▶ [Exercise aim]: Lines in the records below that contain the word "Valstar" must each be copied.
★ ★ ★
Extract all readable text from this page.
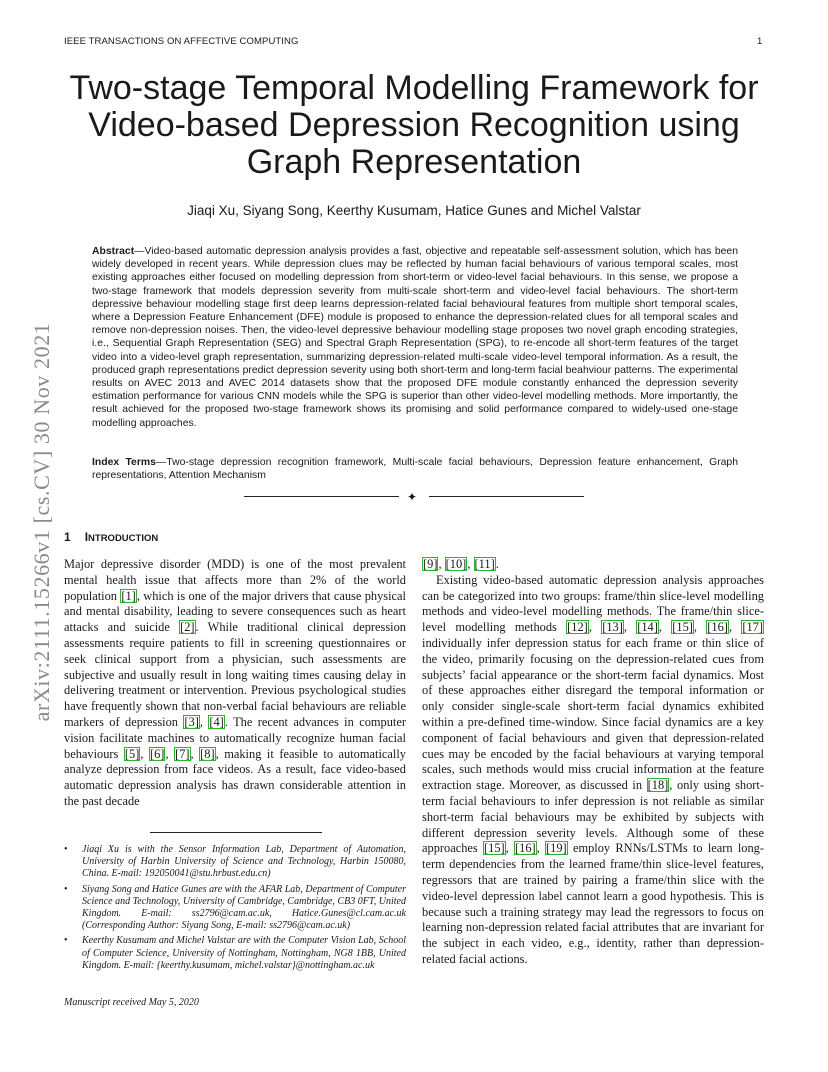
IEEE TRANSACTIONS ON AFFECTIVE COMPUTING	1
Two-stage Temporal Modelling Framework for Video-based Depression Recognition using Graph Representation
Jiaqi Xu, Siyang Song, Keerthy Kusumam, Hatice Gunes and Michel Valstar

Abstract—Video-based automatic depression analysis provides a fast, objective and repeatable self-assessment solution, which has been widely developed in recent years. While depression clues may be reflected by human facial behaviours of various temporal scales, most existing approaches either focused on modelling depression from short-term or video-level facial behaviours. In this sense, we propose a two-stage framework that models depression severity from multi-scale short-term and video-level facial behaviours. The short-term depressive behaviour modelling stage first deep learns depression-related facial behavioural features from multiple short temporal scales, where a Depression Feature Enhancement (DFE) module is proposed to enhance the depression-related clues for all temporal scales and remove non-depression noises. Then, the video-level depressive behaviour modelling stage proposes two novel graph encoding strategies, i.e., Sequential Graph Representation (SEG) and Spectral Graph Representation (SPG), to re-encode all short-term features of the target video into a video-level graph representation, summarizing depression-related multi-scale video-level temporal information. As a result, the produced graph representations predict depression severity using both short-term and long-term facial beahviour patterns. The experimental results on AVEC 2013 and AVEC 2014 datasets show that the proposed DFE module constantly enhanced the depression severity estimation performance for various CNN models while the SPG is superior than other video-level modelling methods. More importantly, the result achieved for the proposed two-stage framework shows its promising and solid performance compared to widely-used one-stage modelling approaches.

Index Terms—Two-stage depression recognition framework, Multi-scale facial behaviours, Depression feature enhancement, Graph representations, Attention Mechanism

✦
arXiv:2111.15266v1 [cs.CV] 30 Nov 2021 1 INTRODUCTION

Major depressive disorder (MDD) is one of the most prevalent mental health issue that affects more than 2% of the world population [1], which is one of the major drivers that cause physical and mental disability, leading to severe consequences such as heart attacks and suicide [2]. While traditional clinical depression assessments require patients to fill in screening questionnaires or seek clinical support from a physician, such assessments are subjective and usually result in long waiting times causing delay in delivering treatment or intervention. Previous psychological studies have frequently shown that non-verbal facial behaviours are reliable markers of depression [3], [4]. The recent advances in computer vision facilitate machines to automatically recognize human facial behaviours [5], [6], [7], [8], making it feasible to automatically analyze depression from face videos. As a result, face video-based automatic depression analysis has drawn considerable attention in the past decade

[9], [10], [11].

Existing video-based automatic depression analysis approaches can be categorized into two groups: frame/thin slice-level modelling methods and video-level modelling methods. The frame/thin slice-level modelling methods [12], [13], [14], [15], [16], [17] individually infer depression status for each frame or thin slice of the video, primarily focusing on the depression-related cues from subjects’ facial appearance or the short-term facial dynamics. Most of these approaches either disregard the temporal information or only consider single-scale short-term facial dynamics exhibited within a pre-defined time-window. Since facial dynamics are a key component of facial behaviours and given that depression-related cues may be encoded by the facial behaviours at varying temporal scales, such methods would miss crucial information at the feature extraction stage. Moreover, as discussed in [18], only using short-term facial behaviours to infer depression is not reliable as similar short-term facial behaviours may be exhibited by subjects with different depression severity levels. Although some of these approaches [15], [16], [19] employ RNNs/LSTMs to learn long-term dependencies from the learned frame/thin slice-level features, regressors that are trained by pairing a frame/thin slice with the video-level depression label cannot learn a good hypothesis. This is because such a training strategy may lead the regressors to focus on learning non-depression related facial attributes that are invariant for the subject in each video, e.g., identity, rather than depression-related facial actions.

• Jiaqi Xu is with the Sensor Information Lab, Department of Automation, University of Harbin University of Science and Technology, Harbin 150080, China. E-mail: 192050041@stu.hrbust.edu.cn)

• Siyang Song and Hatice Gunes are with the AFAR Lab, Department of Computer Science and Technology, University of Cambridge, Cambridge, CB3 0FT, United Kingdom. E-mail: ss2796@cam.ac.uk, Hatice.Gunes@cl.cam.ac.uk (Corresponding Author: Siyang Song, E-mail: ss2796@cam.ac.uk)

• Keerthy Kusumam and Michel Valstar are with the Computer Vision Lab, School of Computer Science, University of Nottingham, Nottingham, NG8 1BB, United Kingdom. E-mail: {keerthy.kusumam, michel.valstar}@nottingham.ac.uk

Manuscript received May 5, 2020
★ ★ ★
▶ [Result for this task]:
Jiaqi Xu, Siyang Song, Keerthy Kusumam, Hatice Gunes and Michel Valstar
• Keerthy Kusumam and Michel Valstar are with the Computer Vision Lab, School of Computer Science, University of Nottingham, Nottingham, NG8 1BB, United Kingdom. E-mail: {keerthy.kusumam, michel.valstar}@nottingham.ac.uk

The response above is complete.